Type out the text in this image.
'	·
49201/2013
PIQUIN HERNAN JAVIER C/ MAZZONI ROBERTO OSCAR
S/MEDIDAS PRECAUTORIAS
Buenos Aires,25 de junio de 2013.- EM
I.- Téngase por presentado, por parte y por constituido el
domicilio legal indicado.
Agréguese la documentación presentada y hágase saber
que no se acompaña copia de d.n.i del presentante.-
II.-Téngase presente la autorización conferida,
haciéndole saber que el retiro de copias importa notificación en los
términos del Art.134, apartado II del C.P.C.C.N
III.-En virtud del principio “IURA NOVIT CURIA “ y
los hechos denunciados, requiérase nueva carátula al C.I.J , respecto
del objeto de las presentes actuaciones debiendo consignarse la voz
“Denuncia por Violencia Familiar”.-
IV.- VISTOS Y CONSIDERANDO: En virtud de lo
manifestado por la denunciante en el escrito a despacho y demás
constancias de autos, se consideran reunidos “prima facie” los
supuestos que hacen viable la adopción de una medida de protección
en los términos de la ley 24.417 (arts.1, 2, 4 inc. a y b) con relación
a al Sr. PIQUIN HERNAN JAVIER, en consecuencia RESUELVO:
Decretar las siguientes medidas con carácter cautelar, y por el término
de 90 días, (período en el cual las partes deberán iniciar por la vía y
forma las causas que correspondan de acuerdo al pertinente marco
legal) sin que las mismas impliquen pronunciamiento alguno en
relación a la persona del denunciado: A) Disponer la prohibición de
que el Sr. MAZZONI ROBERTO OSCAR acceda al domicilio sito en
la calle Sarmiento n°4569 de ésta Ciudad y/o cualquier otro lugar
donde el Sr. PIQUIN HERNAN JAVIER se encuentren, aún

· · ·

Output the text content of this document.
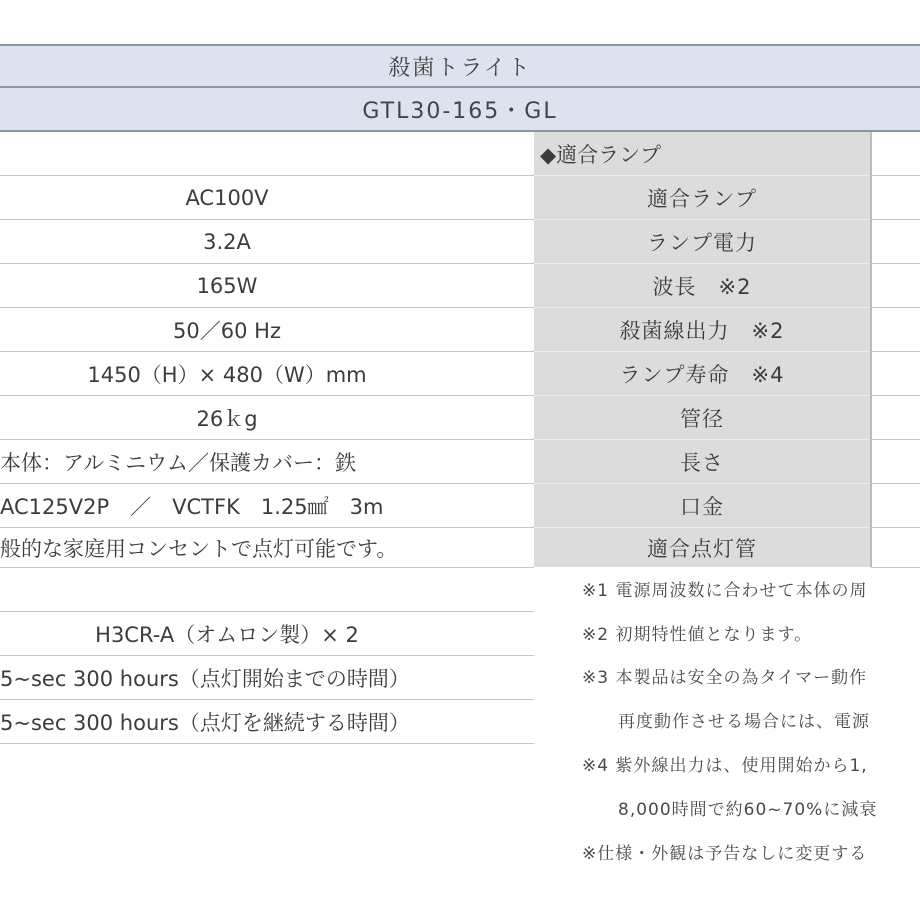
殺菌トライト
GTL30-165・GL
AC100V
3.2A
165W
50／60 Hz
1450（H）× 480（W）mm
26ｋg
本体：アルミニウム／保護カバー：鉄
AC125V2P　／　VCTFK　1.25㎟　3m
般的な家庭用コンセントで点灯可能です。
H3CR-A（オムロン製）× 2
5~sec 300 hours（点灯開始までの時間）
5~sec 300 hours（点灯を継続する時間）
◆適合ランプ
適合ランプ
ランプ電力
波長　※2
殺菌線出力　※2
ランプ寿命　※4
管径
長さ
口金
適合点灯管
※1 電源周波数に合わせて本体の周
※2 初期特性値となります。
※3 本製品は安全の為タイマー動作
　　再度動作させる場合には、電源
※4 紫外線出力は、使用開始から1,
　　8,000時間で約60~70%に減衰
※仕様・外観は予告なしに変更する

· · ·

→ THE PROBLEM: Within the listing above, find every line containing the string "hours" and return it.

→ TASK OUTPUT:
5~sec 300 hours（点灯開始までの時間）
5~sec 300 hours（点灯を継続する時間）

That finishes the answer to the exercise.